(Recorded data)
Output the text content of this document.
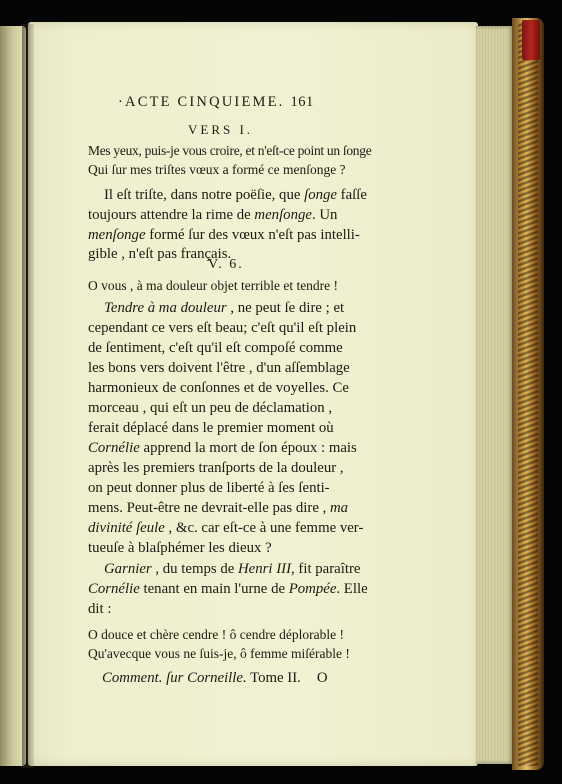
·ACTE CINQUIEME. 161
VERS I.
Mes yeux, puis-je vous croire, et n'eſt-ce point un ſonge
Qui ſur mes triſtes vœux a formé ce menſonge ?
Il eſt triſte, dans notre poëſie, que ſonge faſſe
toujours attendre la rime de menſonge. Un
menſonge formé ſur des vœux n'eſt pas intelli-
gible , n'eſt pas français.
V. 6.
O vous , à ma douleur objet terrible et tendre !
Tendre à ma douleur , ne peut ſe dire ; et
cependant ce vers eſt beau; c'eſt qu'il eſt plein
de ſentiment, c'eſt qu'il eſt compoſé comme
les bons vers doivent l'être , d'un aſſemblage
harmonieux de conſonnes et de voyelles. Ce
morceau , qui eſt un peu de déclamation ,
ferait déplacé dans le premier moment où
Cornélie apprend la mort de ſon époux : mais
après les premiers tranſports de la douleur ,
on peut donner plus de liberté à ſes ſenti-
mens. Peut-être ne devrait-elle pas dire , ma
divinité ſeule , &c. car eſt-ce à une femme ver-
tueuſe à blaſphémer les dieux ?
Garnier , du temps de Henri III, fit paraître
Cornélie tenant en main l'urne de Pompée. Elle
dit :
O douce et chère cendre ! ô cendre déplorable !
Qu'avecque vous ne ſuis-je, ô femme miſérable !
Comment. ſur Corneille. Tome II. O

### WHAT IS NEEDED
Quote every line word for word and keep the images out of the copy.

### RESPONSE FOR THIS EXERCISE
Output the text content of this document.
·ACTE CINQUIEME. 161
VERS I.
Mes yeux, puis-je vous croire, et n'eſt-ce point un ſonge
Qui ſur mes triſtes vœux a formé ce menſonge ?
Il eſt triſte, dans notre poëſie, que ſonge faſſe
toujours attendre la rime de menſonge. Un
menſonge formé ſur des vœux n'eſt pas intelli-
gible , n'eſt pas français.
V. 6.
O vous , à ma douleur objet terrible et tendre !
Tendre à ma douleur , ne peut ſe dire ; et
cependant ce vers eſt beau; c'eſt qu'il eſt plein
de ſentiment, c'eſt qu'il eſt compoſé comme
les bons vers doivent l'être , d'un aſſemblage
harmonieux de conſonnes et de voyelles. Ce
morceau , qui eſt un peu de déclamation ,
ferait déplacé dans le premier moment où
Cornélie apprend la mort de ſon époux : mais
après les premiers tranſports de la douleur ,
on peut donner plus de liberté à ſes ſenti-
mens. Peut-être ne devrait-elle pas dire , ma
divinité ſeule , &c. car eſt-ce à une femme ver-
tueuſe à blaſphémer les dieux ?
Garnier , du temps de Henri III, fit paraître
Cornélie tenant en main l'urne de Pompée. Elle
dit :
O douce et chère cendre ! ô cendre déplorable !
Qu'avecque vous ne ſuis-je, ô femme miſérable !
Comment. ſur Corneille. Tome II. O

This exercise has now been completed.